Pull every line containing "figure" out of the material below.

# ENTRIES
*****
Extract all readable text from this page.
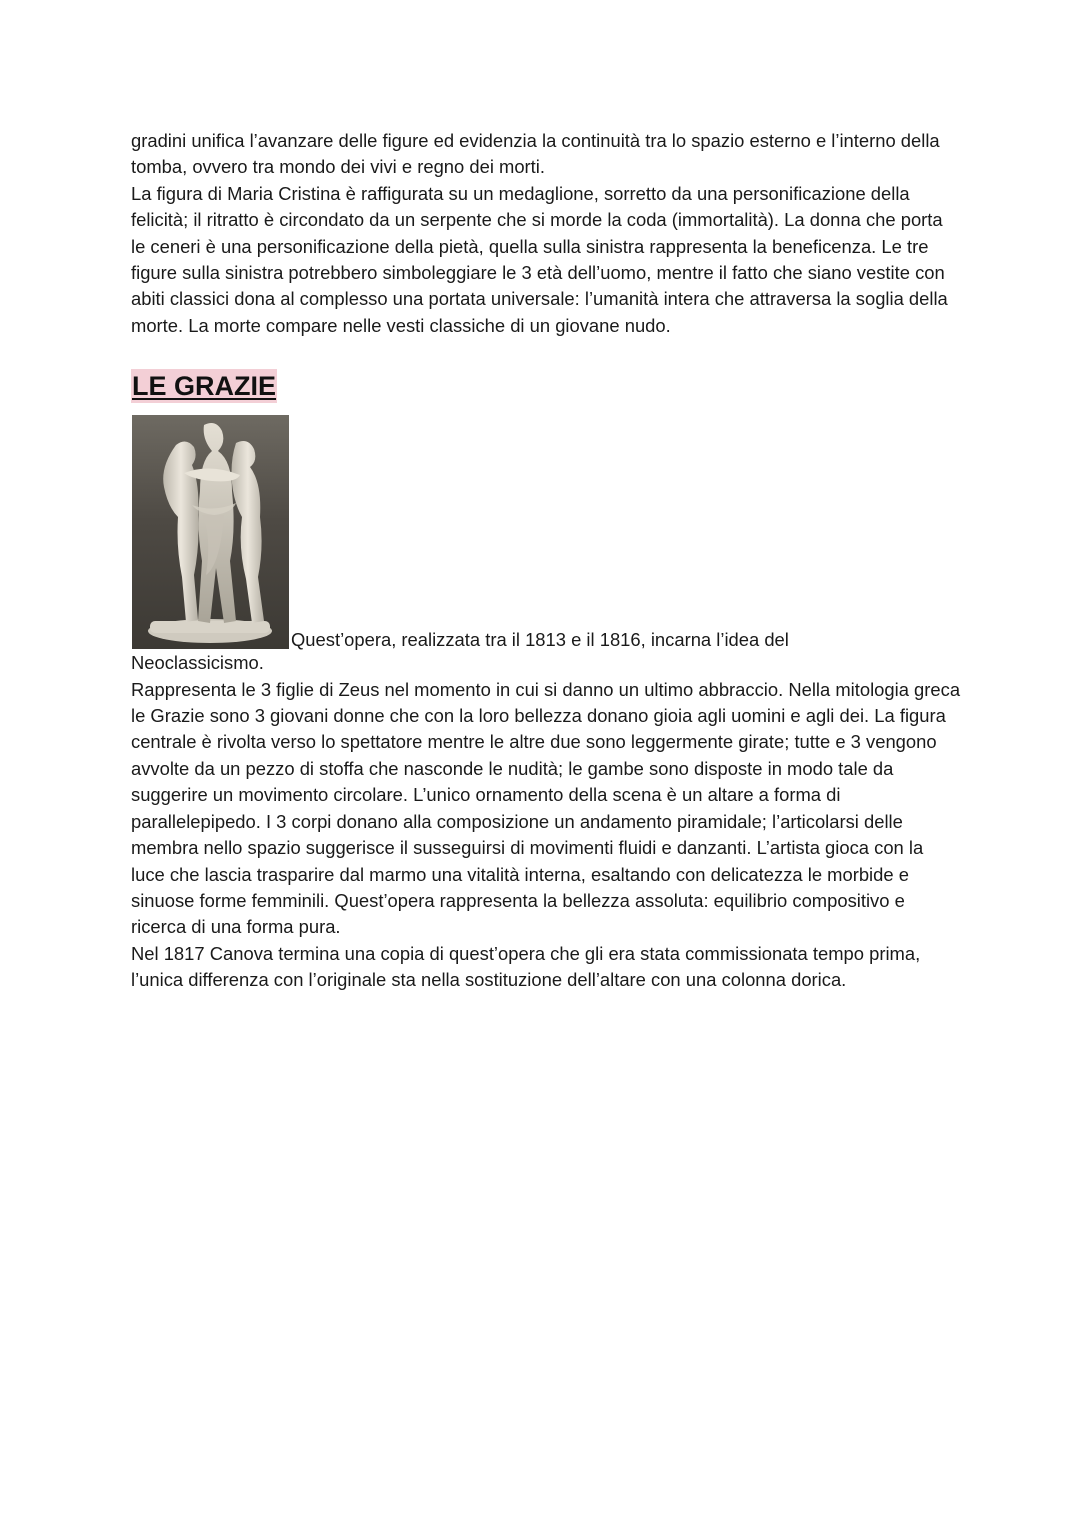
gradini unifica l’avanzare delle figure ed evidenzia la continuità tra lo spazio esterno e l’interno della tomba, ovvero tra mondo dei vivi e regno dei morti.

La figura di Maria Cristina è raffigurata su un medaglione, sorretto da una personificazione della felicità; il ritratto è circondato da un serpente che si morde la coda (immortalità). La donna che porta le ceneri è una personificazione della pietà, quella sulla sinistra rappresenta la beneficenza. Le tre figure sulla sinistra potrebbero simboleggiare le 3 età dell’uomo, mentre il fatto che siano vestite con abiti classici dona al complesso una portata universale: l’umanità intera che attraversa la soglia della morte. La morte compare nelle vesti classiche di un giovane nudo.

LE GRAZIE
Quest’opera, realizzata tra il 1813 e il 1816, incarna l’idea del

Neoclassicismo.

Rappresenta le 3 figlie di Zeus nel momento in cui si danno un ultimo abbraccio. Nella mitologia greca le Grazie sono 3 giovani donne che con la loro bellezza donano gioia agli uomini e agli dei. La figura centrale è rivolta verso lo spettatore mentre le altre due sono leggermente girate; tutte e 3 vengono avvolte da un pezzo di stoffa che nasconde le nudità; le gambe sono disposte in modo tale da suggerire un movimento circolare. L’unico ornamento della scena è un altare a forma di parallelepipedo. I 3 corpi donano alla composizione un andamento piramidale; l’articolarsi delle membra nello spazio suggerisce il susseguirsi di movimenti fluidi e danzanti. L’artista gioca con la luce che lascia trasparire dal marmo una vitalità interna, esaltando con delicatezza le morbide e sinuose forme femminili. Quest’opera rappresenta la bellezza assoluta: equilibrio compositivo e ricerca di una forma pura.

Nel 1817 Canova termina una copia di quest’opera che gli era stata commissionata tempo prima, l’unica differenza con l’originale sta nella sostituzione dell’altare con una colonna dorica.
*****
# FINISHED EXERCISE
gradini unifica l’avanzare delle figure ed evidenzia la continuità tra lo spazio esterno e l’interno della tomba, ovvero tra mondo dei vivi e regno dei morti.
La figura di Maria Cristina è raffigurata su un medaglione, sorretto da una personificazione della felicità; il ritratto è circondato da un serpente che si morde la coda (immortalità). La donna che porta le ceneri è una personificazione della pietà, quella sulla sinistra rappresenta la beneficenza. Le tre figure sulla sinistra potrebbero simboleggiare le 3 età dell’uomo, mentre il fatto che siano vestite con abiti classici dona al complesso una portata universale: l’umanità intera che attraversa la soglia della morte. La morte compare nelle vesti classiche di un giovane nudo.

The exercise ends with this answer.